* Stated goal:
Output all of the records exactly as written.

* Supplied entries:
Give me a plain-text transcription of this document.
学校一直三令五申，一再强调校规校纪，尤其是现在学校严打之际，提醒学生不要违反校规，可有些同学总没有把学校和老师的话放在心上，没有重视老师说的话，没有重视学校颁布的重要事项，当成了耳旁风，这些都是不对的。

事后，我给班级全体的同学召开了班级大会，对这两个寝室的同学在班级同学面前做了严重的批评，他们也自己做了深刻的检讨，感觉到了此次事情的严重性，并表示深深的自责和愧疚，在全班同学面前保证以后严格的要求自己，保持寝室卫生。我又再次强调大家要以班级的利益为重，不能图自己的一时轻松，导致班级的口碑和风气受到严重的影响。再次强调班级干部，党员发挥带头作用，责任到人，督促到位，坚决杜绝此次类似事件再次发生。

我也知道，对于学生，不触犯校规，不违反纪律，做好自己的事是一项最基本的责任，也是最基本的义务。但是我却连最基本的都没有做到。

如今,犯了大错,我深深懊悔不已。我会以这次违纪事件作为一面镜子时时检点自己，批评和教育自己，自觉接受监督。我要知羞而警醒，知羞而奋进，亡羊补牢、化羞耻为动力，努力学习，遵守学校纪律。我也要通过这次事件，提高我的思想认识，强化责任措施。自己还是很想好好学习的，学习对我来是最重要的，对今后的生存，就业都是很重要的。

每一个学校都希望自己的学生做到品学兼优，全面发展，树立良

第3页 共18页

* Response for this exercise:
Give me a plain-text transcription of this document.
学校一直三令五申，一再强调校规校纪，尤其是现在学校严打之际，提醒学生不要违反校规，可有些同学总没有把学校和老师的话放在心上，没有重视老师说的话，没有重视学校颁布的重要事项，当成了耳旁风，这些都是不对的。

事后，我给班级全体的同学召开了班级大会，对这两个寝室的同学在班级同学面前做了严重的批评，他们也自己做了深刻的检讨，感觉到了此次事情的严重性，并表示深深的自责和愧疚，在全班同学面前保证以后严格的要求自己，保持寝室卫生。我又再次强调大家要以班级的利益为重，不能图自己的一时轻松，导致班级的口碑和风气受到严重的影响。再次强调班级干部，党员发挥带头作用，责任到人，督促到位，坚决杜绝此次类似事件再次发生。

我也知道，对于学生，不触犯校规，不违反纪律，做好自己的事是一项最基本的责任，也是最基本的义务。但是我却连最基本的都没有做到。

如今,犯了大错,我深深懊悔不已。我会以这次违纪事件作为一面镜子时时检点自己，批评和教育自己，自觉接受监督。我要知羞而警醒，知羞而奋进，亡羊补牢、化羞耻为动力，努力学习，遵守学校纪律。我也要通过这次事件，提高我的思想认识，强化责任措施。自己还是很想好好学习的，学习对我来是最重要的，对今后的生存，就业都是很重要的。

每一个学校都希望自己的学生做到品学兼优，全面发展，树立良

第3页 共18页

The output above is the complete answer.